What the task asks
Copy out all lines of the records in which the word "German" appears.

* * * *

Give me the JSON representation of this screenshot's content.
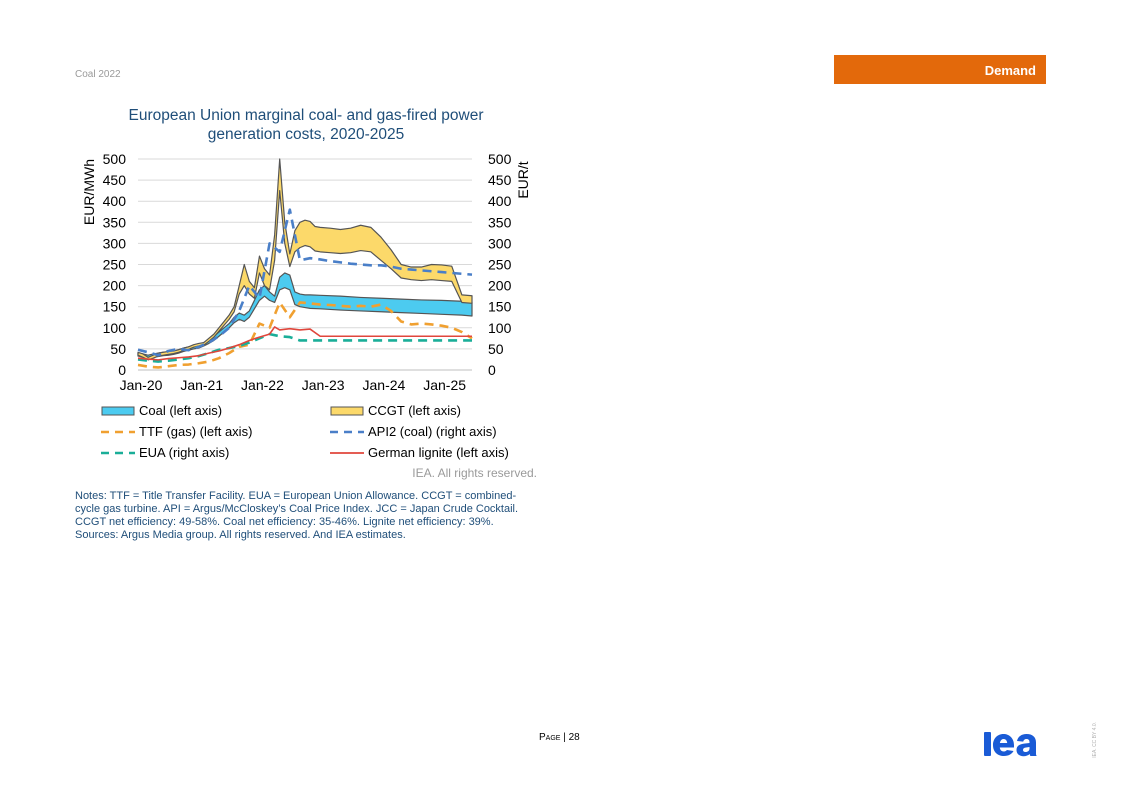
{
  "header": {
    "doc_title": "Coal 2022",
    "section": "Demand"
  },
  "chart_data": {
    "type": "line",
    "title": "European Union marginal coal- and gas-fired power generation costs, 2020-2025",
    "ylabel_left": "EUR/MWh",
    "ylabel_right": "EUR/t",
    "ylim": [
      0,
      500
    ],
    "y_ticks": [
      0,
      50,
      100,
      150,
      200,
      250,
      300,
      350,
      400,
      450,
      500
    ],
    "x_ticks": [
      "Jan-20",
      "Jan-21",
      "Jan-22",
      "Jan-23",
      "Jan-24",
      "Jan-25"
    ],
    "x_tick_positions": [
      0,
      12,
      24,
      36,
      48,
      60
    ],
    "xlim": [
      0,
      66
    ],
    "colors": {
      "coal": "#4ccbf0",
      "ccgt": "#fcd96a",
      "band_edge": "#555555",
      "ttf": "#f0a030",
      "api2": "#4a7fc8",
      "eua": "#1aae98",
      "lignite": "#e0463c"
    },
    "bands": [
      {
        "name": "Coal (left axis)",
        "key": "coal",
        "x": [
          0,
          1,
          2,
          3,
          4,
          5,
          6,
          7,
          8,
          9,
          10,
          11,
          12,
          13,
          14,
          15,
          16,
          17,
          18,
          19,
          20,
          21,
          22,
          23,
          24,
          25,
          26,
          27,
          28,
          29,
          30,
          31,
          32,
          33,
          34,
          36,
          40,
          44,
          48,
          52,
          56,
          60,
          64,
          66
        ],
        "upper": [
          40,
          38,
          35,
          38,
          40,
          42,
          42,
          44,
          48,
          52,
          55,
          58,
          60,
          65,
          72,
          80,
          90,
          100,
          110,
          125,
          135,
          130,
          140,
          165,
          190,
          200,
          185,
          175,
          220,
          230,
          225,
          185,
          180,
          178,
          178,
          177,
          175,
          172,
          170,
          168,
          166,
          165,
          163,
          160
        ],
        "lower": [
          33,
          30,
          27,
          30,
          32,
          34,
          35,
          37,
          40,
          44,
          47,
          50,
          52,
          57,
          63,
          70,
          80,
          90,
          100,
          112,
          120,
          115,
          125,
          145,
          165,
          175,
          165,
          160,
          190,
          195,
          190,
          155,
          150,
          148,
          146,
          145,
          142,
          140,
          138,
          136,
          134,
          132,
          130,
          128
        ]
      },
      {
        "name": "CCGT (left axis)",
        "key": "ccgt",
        "x": [
          0,
          1,
          2,
          3,
          4,
          5,
          6,
          7,
          8,
          9,
          10,
          11,
          12,
          13,
          14,
          15,
          16,
          17,
          18,
          19,
          20,
          21,
          22,
          23,
          24,
          25,
          26,
          27,
          28,
          29,
          30,
          31,
          32,
          33,
          34,
          35,
          36,
          38,
          40,
          42,
          44,
          46,
          48,
          50,
          52,
          54,
          56,
          58,
          60,
          62,
          64,
          66
        ],
        "upper": [
          42,
          38,
          30,
          35,
          40,
          42,
          44,
          45,
          48,
          52,
          55,
          60,
          63,
          65,
          75,
          85,
          100,
          115,
          130,
          150,
          200,
          250,
          210,
          195,
          270,
          240,
          225,
          320,
          500,
          350,
          275,
          330,
          350,
          355,
          352,
          340,
          338,
          336,
          333,
          336,
          343,
          338,
          315,
          285,
          250,
          244,
          244,
          250,
          249,
          246,
          178,
          176
        ],
        "lower": [
          35,
          30,
          24,
          28,
          33,
          35,
          37,
          39,
          42,
          46,
          49,
          54,
          57,
          59,
          68,
          78,
          92,
          106,
          120,
          138,
          180,
          200,
          180,
          170,
          230,
          200,
          190,
          260,
          425,
          300,
          245,
          280,
          290,
          295,
          292,
          282,
          280,
          278,
          276,
          278,
          283,
          280,
          260,
          240,
          218,
          214,
          212,
          214,
          212,
          210,
          160,
          158
        ]
      }
    ],
    "series": [
      {
        "name": "TTF (gas) (left axis)",
        "key": "ttf",
        "dash": true,
        "axis": "left",
        "x": [
          0,
          2,
          4,
          6,
          8,
          10,
          12,
          14,
          16,
          18,
          20,
          22,
          24,
          26,
          28,
          30,
          32,
          34,
          36,
          38,
          40,
          42,
          44,
          46,
          48,
          50,
          52,
          54,
          56,
          58,
          60,
          62,
          64,
          66
        ],
        "values": [
          12,
          8,
          6,
          9,
          12,
          13,
          16,
          20,
          28,
          40,
          55,
          60,
          110,
          100,
          160,
          125,
          160,
          158,
          155,
          154,
          152,
          150,
          152,
          150,
          155,
          140,
          115,
          108,
          110,
          108,
          105,
          100,
          90,
          75
        ]
      },
      {
        "name": "API2 (coal) (right axis)",
        "key": "api2",
        "dash": true,
        "axis": "right",
        "x": [
          0,
          2,
          4,
          6,
          8,
          10,
          12,
          14,
          16,
          18,
          20,
          22,
          24,
          26,
          28,
          30,
          32,
          34,
          36,
          38,
          40,
          42,
          44,
          46,
          48,
          50,
          52,
          54,
          56,
          58,
          60,
          62,
          64,
          66
        ],
        "values": [
          48,
          42,
          35,
          45,
          50,
          47,
          55,
          65,
          80,
          100,
          140,
          200,
          170,
          300,
          280,
          380,
          260,
          265,
          262,
          258,
          255,
          252,
          250,
          248,
          248,
          245,
          240,
          238,
          236,
          234,
          232,
          230,
          228,
          226
        ]
      },
      {
        "name": "EUA (right axis)",
        "key": "eua",
        "dash": true,
        "axis": "right",
        "x": [
          0,
          2,
          4,
          6,
          8,
          10,
          12,
          14,
          16,
          18,
          20,
          22,
          24,
          26,
          28,
          30,
          32,
          34,
          36,
          38,
          40,
          44,
          48,
          52,
          56,
          60,
          64,
          66
        ],
        "values": [
          25,
          22,
          20,
          22,
          25,
          28,
          33,
          40,
          48,
          52,
          57,
          65,
          75,
          85,
          80,
          78,
          70,
          70,
          70,
          70,
          70,
          70,
          70,
          70,
          70,
          70,
          70,
          70
        ]
      },
      {
        "name": "German lignite (left axis)",
        "key": "lignite",
        "dash": false,
        "axis": "left",
        "x": [
          0,
          2,
          4,
          6,
          8,
          10,
          12,
          14,
          16,
          18,
          20,
          22,
          24,
          26,
          27,
          28,
          30,
          32,
          34,
          36,
          40,
          44,
          48,
          52,
          56,
          60,
          64,
          66
        ],
        "values": [
          28,
          26,
          24,
          27,
          29,
          31,
          34,
          40,
          45,
          52,
          60,
          70,
          78,
          85,
          102,
          95,
          98,
          95,
          97,
          80,
          80,
          80,
          80,
          80,
          80,
          80,
          80,
          80
        ]
      }
    ],
    "legend": [
      {
        "label": "Coal (left axis)",
        "key": "coal",
        "kind": "band"
      },
      {
        "label": "CCGT (left axis)",
        "key": "ccgt",
        "kind": "band"
      },
      {
        "label": "TTF (gas) (left axis)",
        "key": "ttf",
        "kind": "dash"
      },
      {
        "label": "API2 (coal) (right axis)",
        "key": "api2",
        "kind": "dash"
      },
      {
        "label": "EUA (right axis)",
        "key": "eua",
        "kind": "dash"
      },
      {
        "label": "German lignite (left axis)",
        "key": "lignite",
        "kind": "solid"
      }
    ],
    "credit": "IEA. All rights reserved."
  },
  "notes": {
    "text": "Notes: TTF = Title Transfer Facility. EUA = European Union Allowance. CCGT = combined-cycle gas turbine. API = Argus/McCloskey’s Coal Price Index. JCC = Japan Crude Cocktail. CCGT net efficiency: 49-58%. Coal net efficiency: 35-46%. Lignite net efficiency: 39%.",
    "sources": "Sources: Argus Media group. All rights reserved. And IEA estimates."
  },
  "footer": {
    "page_label": "Page",
    "page_number": "28",
    "logo_text": "iea",
    "license": "IEA. CC BY 4.0."
  }
}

* * * *

Expected output
        "name": "German lignite (left axis)",
        "label": "German lignite (left axis)",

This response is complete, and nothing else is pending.